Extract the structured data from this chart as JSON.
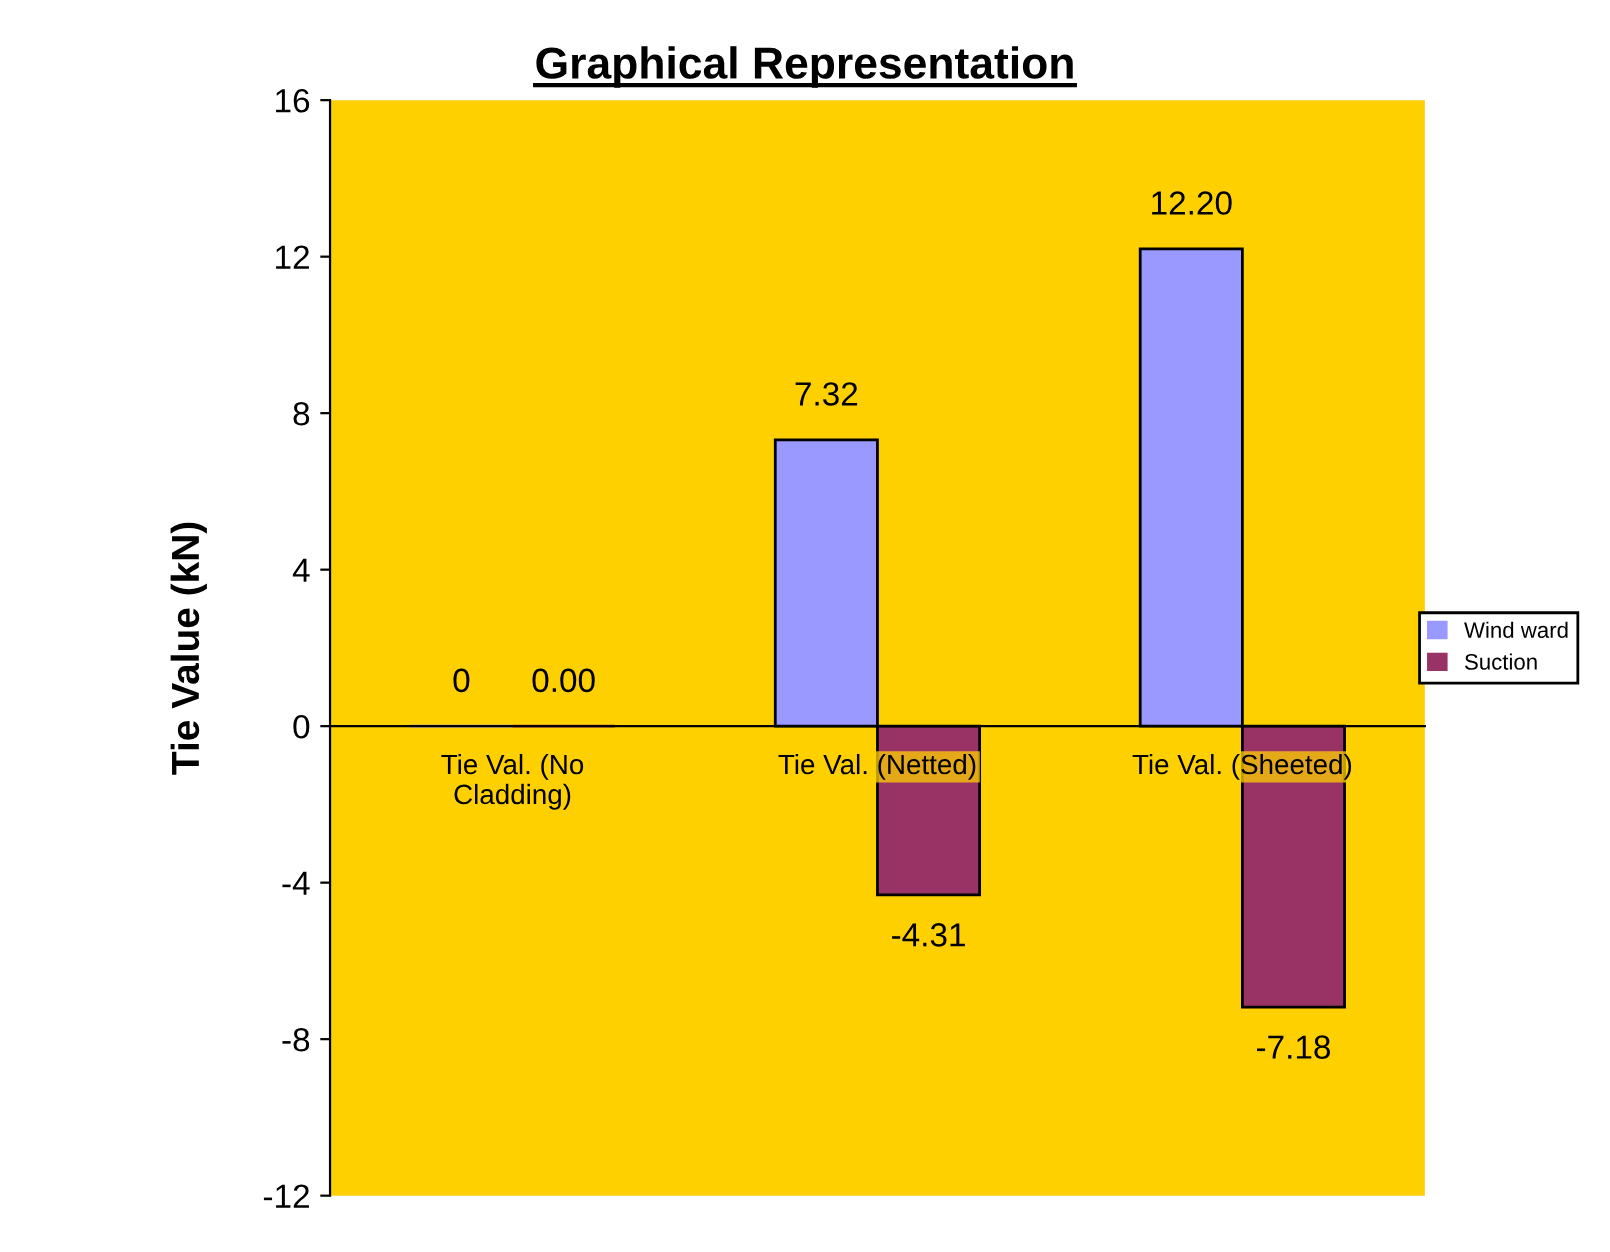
{
  "chart_data": {
    "type": "bar",
    "title": "Graphical Representation",
    "ylabel": "Tie Value (kN)",
    "categories": [
      "Tie Val. (No Cladding)",
      "Tie Val. (Netted)",
      "Tie Val. (Sheeted)"
    ],
    "series": [
      {
        "name": "Wind ward",
        "color": "#9999ff",
        "values": [
          0,
          7.32,
          12.2
        ],
        "value_labels": [
          "0",
          "7.32",
          "12.20"
        ]
      },
      {
        "name": "Suction",
        "color": "#993366",
        "values": [
          0,
          -4.31,
          -7.18
        ],
        "value_labels": [
          "0.00",
          "-4.31",
          "-7.18"
        ]
      }
    ],
    "ylim": [
      -12,
      16
    ],
    "yticks": [
      -12,
      -8,
      -4,
      0,
      4,
      8,
      12,
      16
    ],
    "grid": false,
    "legend": "right"
  }
}
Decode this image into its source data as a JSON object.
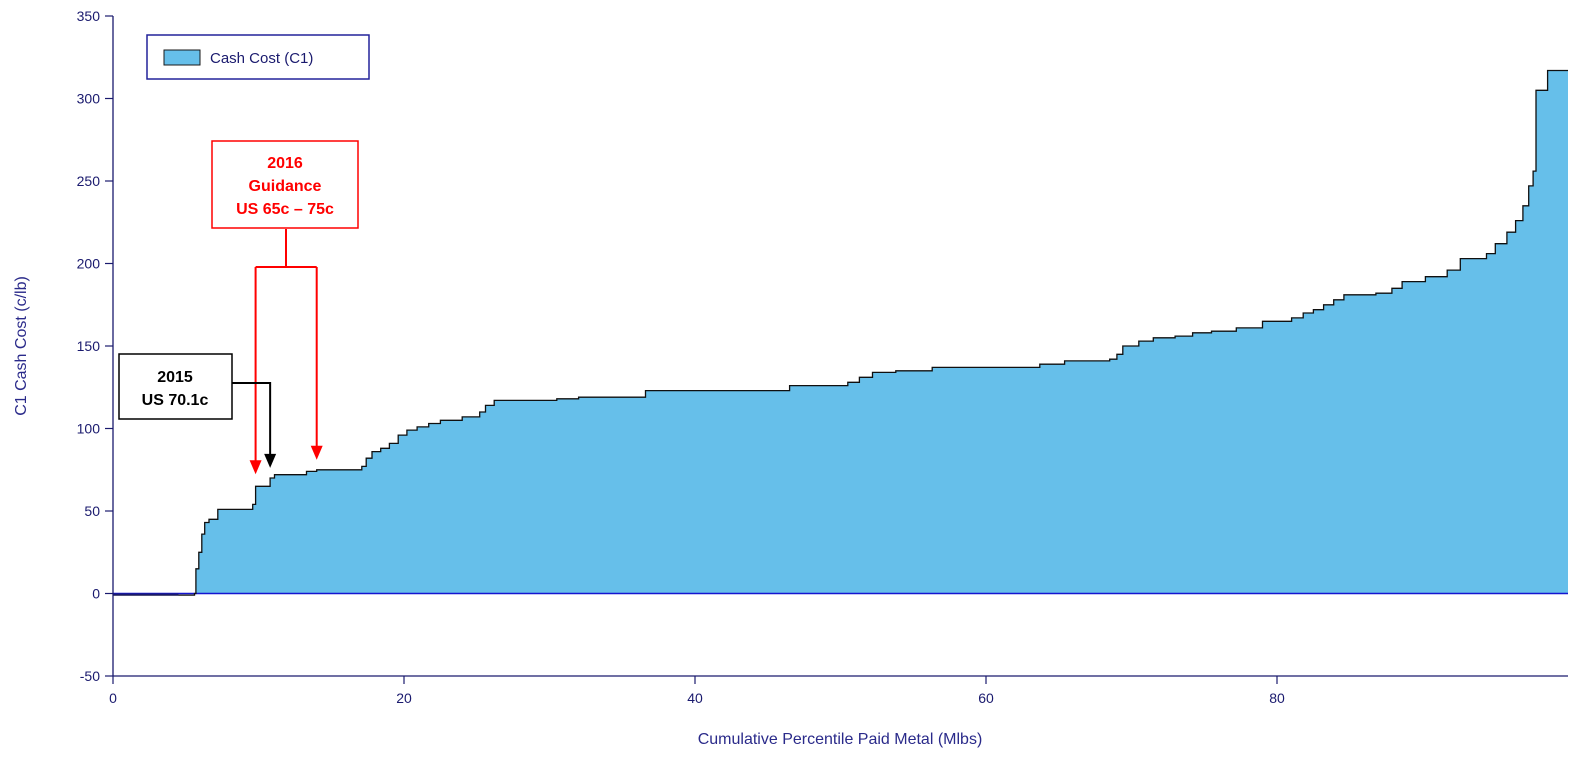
{
  "chart_data": {
    "type": "area",
    "xlabel": "Cumulative Percentile Paid Metal (Mlbs)",
    "ylabel": "C1 Cash Cost (c/lb)",
    "xlim": [
      0,
      100
    ],
    "ylim": [
      -50,
      350
    ],
    "x_ticks": [
      0,
      20,
      40,
      60,
      80
    ],
    "y_ticks": [
      -50,
      0,
      50,
      100,
      150,
      200,
      250,
      300,
      350
    ],
    "grid": false,
    "legend": {
      "placement": "top-left",
      "entries": [
        "Cash Cost (C1)"
      ]
    },
    "series": [
      {
        "name": "Cash Cost (C1)",
        "color": "#66bfea",
        "step_points": [
          [
            0,
            -1
          ],
          [
            4.5,
            -1
          ],
          [
            5.6,
            0
          ],
          [
            5.7,
            15
          ],
          [
            5.9,
            25
          ],
          [
            6.1,
            36
          ],
          [
            6.3,
            43
          ],
          [
            6.6,
            45
          ],
          [
            7.2,
            51
          ],
          [
            9.6,
            54
          ],
          [
            9.8,
            65
          ],
          [
            10.8,
            70
          ],
          [
            11.1,
            72
          ],
          [
            13.3,
            74
          ],
          [
            14.0,
            75
          ],
          [
            17.1,
            77
          ],
          [
            17.4,
            82
          ],
          [
            17.8,
            86
          ],
          [
            18.4,
            88
          ],
          [
            19.0,
            91
          ],
          [
            19.6,
            96
          ],
          [
            20.2,
            99
          ],
          [
            20.9,
            101
          ],
          [
            21.7,
            103
          ],
          [
            22.5,
            105
          ],
          [
            24.0,
            107
          ],
          [
            25.2,
            110
          ],
          [
            25.6,
            114
          ],
          [
            26.2,
            117
          ],
          [
            30.5,
            118
          ],
          [
            32.0,
            119
          ],
          [
            36.6,
            123
          ],
          [
            46.5,
            126
          ],
          [
            50.5,
            128
          ],
          [
            51.3,
            131
          ],
          [
            52.2,
            134
          ],
          [
            53.8,
            135
          ],
          [
            56.3,
            137
          ],
          [
            63.7,
            139
          ],
          [
            65.4,
            141
          ],
          [
            68.5,
            142
          ],
          [
            69.0,
            145
          ],
          [
            69.4,
            150
          ],
          [
            70.5,
            153
          ],
          [
            71.5,
            155
          ],
          [
            73.0,
            156
          ],
          [
            74.2,
            158
          ],
          [
            75.5,
            159
          ],
          [
            77.2,
            161
          ],
          [
            79.0,
            165
          ],
          [
            81.0,
            167
          ],
          [
            81.8,
            170
          ],
          [
            82.5,
            172
          ],
          [
            83.2,
            175
          ],
          [
            83.9,
            178
          ],
          [
            84.6,
            181
          ],
          [
            86.8,
            182
          ],
          [
            87.9,
            185
          ],
          [
            88.6,
            189
          ],
          [
            90.2,
            192
          ],
          [
            91.7,
            196
          ],
          [
            92.6,
            203
          ],
          [
            94.4,
            206
          ],
          [
            95.0,
            212
          ],
          [
            95.8,
            219
          ],
          [
            96.4,
            226
          ],
          [
            96.9,
            235
          ],
          [
            97.3,
            247
          ],
          [
            97.6,
            256
          ],
          [
            97.8,
            305
          ],
          [
            98.6,
            317
          ],
          [
            100,
            317
          ]
        ]
      }
    ],
    "annotations": [
      {
        "id": "guidance",
        "lines": [
          "2016",
          "Guidance",
          "US 65c – 75c"
        ],
        "color": "#ff0000",
        "arrows_at": [
          [
            9.8,
            65
          ],
          [
            14.0,
            75
          ]
        ]
      },
      {
        "id": "actual",
        "lines": [
          "2015",
          "US 70.1c"
        ],
        "color": "#000000",
        "arrows_at": [
          [
            10.8,
            70.1
          ]
        ]
      }
    ]
  }
}
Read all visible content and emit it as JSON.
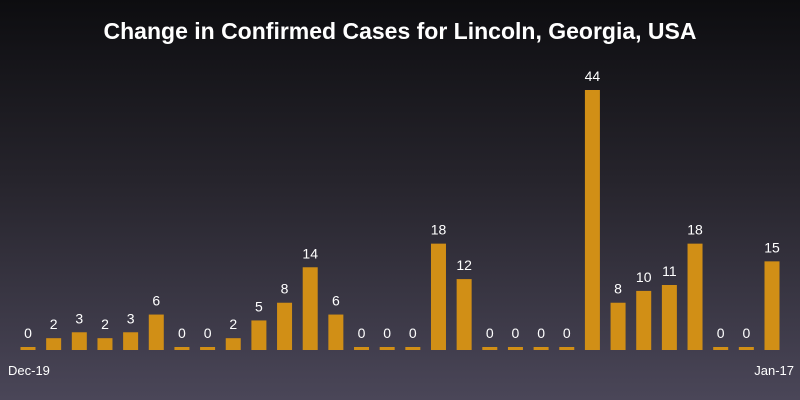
{
  "chart_data": {
    "type": "bar",
    "title": "Change in Confirmed Cases for Lincoln, Georgia, USA",
    "x_tick_labels": [
      "Dec-19",
      "Jan-17"
    ],
    "values": [
      0,
      2,
      3,
      2,
      3,
      6,
      0,
      0,
      2,
      5,
      8,
      14,
      6,
      0,
      0,
      0,
      18,
      12,
      0,
      0,
      0,
      0,
      44,
      8,
      10,
      11,
      18,
      0,
      0,
      15
    ],
    "ylim": [
      0,
      44
    ],
    "grid": false,
    "bar_color": "#d18f16"
  },
  "colors": {
    "text": "#ffffff",
    "background_top": "#0d0d10",
    "background_bottom": "#4a4658"
  }
}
*-*-*
• _TASK STATEMENT_
Show all lines in the entries above where the string "Cost" appears.

• _FINAL RESULT_
    "ylabel": "C1 Cash Cost (c/lb)",
        "Cash Cost (C1)"
        "name": "Cash Cost (C1)",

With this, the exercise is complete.